Written request: Find each line in the following listing that has the string "mengajukan", then state the count and nothing else.

Stored data:
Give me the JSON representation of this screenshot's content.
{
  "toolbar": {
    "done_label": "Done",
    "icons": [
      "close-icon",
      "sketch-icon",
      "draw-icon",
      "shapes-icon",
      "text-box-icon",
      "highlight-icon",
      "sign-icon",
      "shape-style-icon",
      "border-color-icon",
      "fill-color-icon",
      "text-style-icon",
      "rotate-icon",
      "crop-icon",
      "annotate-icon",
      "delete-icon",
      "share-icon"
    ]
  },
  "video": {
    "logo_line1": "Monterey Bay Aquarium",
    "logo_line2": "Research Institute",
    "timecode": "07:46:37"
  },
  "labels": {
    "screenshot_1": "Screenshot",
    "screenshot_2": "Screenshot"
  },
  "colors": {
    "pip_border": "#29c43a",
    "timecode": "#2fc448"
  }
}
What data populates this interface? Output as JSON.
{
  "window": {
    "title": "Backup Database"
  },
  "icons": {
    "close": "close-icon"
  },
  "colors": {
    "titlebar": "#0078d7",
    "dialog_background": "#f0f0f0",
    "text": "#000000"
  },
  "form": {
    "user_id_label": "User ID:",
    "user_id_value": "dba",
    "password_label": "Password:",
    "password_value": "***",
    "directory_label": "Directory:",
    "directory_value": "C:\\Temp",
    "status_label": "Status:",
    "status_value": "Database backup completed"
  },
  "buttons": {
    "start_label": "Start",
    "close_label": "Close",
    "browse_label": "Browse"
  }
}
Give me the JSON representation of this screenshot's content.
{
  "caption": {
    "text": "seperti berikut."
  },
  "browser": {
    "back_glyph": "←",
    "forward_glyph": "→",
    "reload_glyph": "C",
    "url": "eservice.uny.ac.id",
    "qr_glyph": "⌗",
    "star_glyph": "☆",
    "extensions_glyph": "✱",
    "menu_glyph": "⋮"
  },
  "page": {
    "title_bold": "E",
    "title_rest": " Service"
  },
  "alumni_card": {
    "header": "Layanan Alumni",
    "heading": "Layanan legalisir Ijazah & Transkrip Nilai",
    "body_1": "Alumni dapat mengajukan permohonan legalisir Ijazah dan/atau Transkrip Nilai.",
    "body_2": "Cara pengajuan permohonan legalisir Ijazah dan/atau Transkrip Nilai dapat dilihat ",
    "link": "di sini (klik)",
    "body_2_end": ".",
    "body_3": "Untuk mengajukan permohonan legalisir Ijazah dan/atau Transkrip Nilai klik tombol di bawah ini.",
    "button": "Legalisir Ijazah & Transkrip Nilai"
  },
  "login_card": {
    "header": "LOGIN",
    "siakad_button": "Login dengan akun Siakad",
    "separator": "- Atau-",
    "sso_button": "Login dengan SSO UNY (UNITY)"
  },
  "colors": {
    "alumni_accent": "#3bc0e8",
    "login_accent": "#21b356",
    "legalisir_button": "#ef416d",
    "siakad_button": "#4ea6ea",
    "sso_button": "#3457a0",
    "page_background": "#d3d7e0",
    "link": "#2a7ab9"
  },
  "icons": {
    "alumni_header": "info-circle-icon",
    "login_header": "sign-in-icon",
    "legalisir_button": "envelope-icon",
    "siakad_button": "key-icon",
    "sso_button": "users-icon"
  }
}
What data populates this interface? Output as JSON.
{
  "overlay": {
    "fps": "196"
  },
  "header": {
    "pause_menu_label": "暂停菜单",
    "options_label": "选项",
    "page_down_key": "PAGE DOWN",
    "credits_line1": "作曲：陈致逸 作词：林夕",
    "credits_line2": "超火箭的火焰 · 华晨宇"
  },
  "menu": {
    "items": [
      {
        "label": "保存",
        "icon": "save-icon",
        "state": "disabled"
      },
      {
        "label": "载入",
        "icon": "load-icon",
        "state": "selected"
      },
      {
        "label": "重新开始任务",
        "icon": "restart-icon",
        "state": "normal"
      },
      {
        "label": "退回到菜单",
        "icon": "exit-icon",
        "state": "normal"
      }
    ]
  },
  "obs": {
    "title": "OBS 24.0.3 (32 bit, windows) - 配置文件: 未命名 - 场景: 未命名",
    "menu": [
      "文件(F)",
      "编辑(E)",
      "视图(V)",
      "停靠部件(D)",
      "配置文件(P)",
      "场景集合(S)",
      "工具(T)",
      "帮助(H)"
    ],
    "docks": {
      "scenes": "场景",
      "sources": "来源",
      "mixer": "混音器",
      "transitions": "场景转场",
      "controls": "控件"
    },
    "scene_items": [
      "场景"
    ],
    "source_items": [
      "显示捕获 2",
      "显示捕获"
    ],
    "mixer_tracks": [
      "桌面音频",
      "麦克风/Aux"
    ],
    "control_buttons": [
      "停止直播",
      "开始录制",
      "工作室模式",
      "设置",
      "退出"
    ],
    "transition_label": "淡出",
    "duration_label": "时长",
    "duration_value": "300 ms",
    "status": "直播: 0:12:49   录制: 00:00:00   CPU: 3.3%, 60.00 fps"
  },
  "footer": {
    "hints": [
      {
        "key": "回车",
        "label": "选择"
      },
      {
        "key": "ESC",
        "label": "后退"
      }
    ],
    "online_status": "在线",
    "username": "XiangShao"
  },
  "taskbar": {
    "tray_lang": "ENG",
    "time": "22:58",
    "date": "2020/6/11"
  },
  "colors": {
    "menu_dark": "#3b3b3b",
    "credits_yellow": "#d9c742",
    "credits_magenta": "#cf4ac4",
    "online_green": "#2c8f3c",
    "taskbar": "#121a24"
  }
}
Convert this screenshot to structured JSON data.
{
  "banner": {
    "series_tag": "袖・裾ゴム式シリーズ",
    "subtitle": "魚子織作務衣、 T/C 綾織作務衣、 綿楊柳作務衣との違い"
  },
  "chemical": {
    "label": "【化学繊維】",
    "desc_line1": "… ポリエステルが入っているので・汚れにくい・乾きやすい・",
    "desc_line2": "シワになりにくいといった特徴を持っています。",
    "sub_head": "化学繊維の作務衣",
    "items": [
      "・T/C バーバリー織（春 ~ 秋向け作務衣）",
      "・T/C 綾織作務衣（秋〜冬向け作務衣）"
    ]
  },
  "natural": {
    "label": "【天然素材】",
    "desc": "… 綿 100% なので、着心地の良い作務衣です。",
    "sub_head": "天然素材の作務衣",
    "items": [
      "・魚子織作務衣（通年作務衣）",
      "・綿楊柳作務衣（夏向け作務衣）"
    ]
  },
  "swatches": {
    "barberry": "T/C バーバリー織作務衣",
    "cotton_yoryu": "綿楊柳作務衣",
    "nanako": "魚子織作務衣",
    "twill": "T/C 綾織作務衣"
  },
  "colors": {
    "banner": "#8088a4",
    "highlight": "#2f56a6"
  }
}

The answer: 2